- **Instructions to follow**
Every entry that follows should be reproduced exactly.

** START Exercise materials **

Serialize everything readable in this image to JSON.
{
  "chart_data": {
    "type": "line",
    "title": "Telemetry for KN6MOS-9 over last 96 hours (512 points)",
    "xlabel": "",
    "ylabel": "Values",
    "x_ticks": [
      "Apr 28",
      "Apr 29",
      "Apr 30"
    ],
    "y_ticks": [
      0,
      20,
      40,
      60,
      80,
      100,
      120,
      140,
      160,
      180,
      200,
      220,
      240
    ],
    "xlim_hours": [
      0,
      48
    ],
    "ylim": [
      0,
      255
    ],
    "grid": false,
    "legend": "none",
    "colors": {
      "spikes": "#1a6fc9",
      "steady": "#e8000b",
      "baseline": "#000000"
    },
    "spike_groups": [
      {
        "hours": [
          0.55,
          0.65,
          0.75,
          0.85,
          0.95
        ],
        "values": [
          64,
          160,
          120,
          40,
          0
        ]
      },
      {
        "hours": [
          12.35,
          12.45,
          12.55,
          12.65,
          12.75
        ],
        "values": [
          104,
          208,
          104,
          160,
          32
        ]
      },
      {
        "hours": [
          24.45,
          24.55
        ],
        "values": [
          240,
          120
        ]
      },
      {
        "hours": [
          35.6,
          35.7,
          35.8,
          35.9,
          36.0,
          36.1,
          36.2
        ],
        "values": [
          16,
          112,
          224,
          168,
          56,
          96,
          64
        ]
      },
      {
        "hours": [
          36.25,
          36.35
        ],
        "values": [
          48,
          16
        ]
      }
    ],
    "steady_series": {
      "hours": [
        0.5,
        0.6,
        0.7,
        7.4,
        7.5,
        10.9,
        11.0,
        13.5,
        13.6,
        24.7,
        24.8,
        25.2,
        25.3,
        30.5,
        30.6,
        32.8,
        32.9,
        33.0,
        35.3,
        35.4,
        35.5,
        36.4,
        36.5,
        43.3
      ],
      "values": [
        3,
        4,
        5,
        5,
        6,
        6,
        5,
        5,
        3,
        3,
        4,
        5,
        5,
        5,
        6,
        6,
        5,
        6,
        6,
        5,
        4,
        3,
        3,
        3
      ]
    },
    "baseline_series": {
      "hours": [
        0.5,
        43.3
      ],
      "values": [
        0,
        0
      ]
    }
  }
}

** END Exercise materials **

- **Completed task**
Serialize everything readable in this image to JSON.
{
  "chart_data": {
    "type": "line",
    "title": "Telemetry for KN6MOS-9 over last 96 hours (512 points)",
    "xlabel": "",
    "ylabel": "Values",
    "x_ticks": [
      "Apr 28",
      "Apr 29",
      "Apr 30"
    ],
    "y_ticks": [
      0,
      20,
      40,
      60,
      80,
      100,
      120,
      140,
      160,
      180,
      200,
      220,
      240
    ],
    "xlim_hours": [
      0,
      48
    ],
    "ylim": [
      0,
      255
    ],
    "grid": false,
    "legend": "none",
    "colors": {
      "spikes": "#1a6fc9",
      "steady": "#e8000b",
      "baseline": "#000000"
    },
    "spike_groups": [
      {
        "hours": [
          0.55,
          0.65,
          0.75,
          0.85,
          0.95
        ],
        "values": [
          64,
          160,
          120,
          40,
          0
        ]
      },
      {
        "hours": [
          12.35,
          12.45,
          12.55,
          12.65,
          12.75
        ],
        "values": [
          104,
          208,
          104,
          160,
          32
        ]
      },
      {
        "hours": [
          24.45,
          24.55
        ],
        "values": [
          240,
          120
        ]
      },
      {
        "hours": [
          35.6,
          35.7,
          35.8,
          35.9,
          36.0,
          36.1,
          36.2
        ],
        "values": [
          16,
          112,
          224,
          168,
          56,
          96,
          64
        ]
      },
      {
        "hours": [
          36.25,
          36.35
        ],
        "values": [
          48,
          16
        ]
      }
    ],
    "steady_series": {
      "hours": [
        0.5,
        0.6,
        0.7,
        7.4,
        7.5,
        10.9,
        11.0,
        13.5,
        13.6,
        24.7,
        24.8,
        25.2,
        25.3,
        30.5,
        30.6,
        32.8,
        32.9,
        33.0,
        35.3,
        35.4,
        35.5,
        36.4,
        36.5,
        43.3
      ],
      "values": [
        3,
        4,
        5,
        5,
        6,
        6,
        5,
        5,
        3,
        3,
        4,
        5,
        5,
        5,
        6,
        6,
        5,
        6,
        6,
        5,
        4,
        3,
        3,
        3
      ]
    },
    "baseline_series": {
      "hours": [
        0.5,
        43.3
      ],
      "values": [
        0,
        0
      ]
    }
  }
}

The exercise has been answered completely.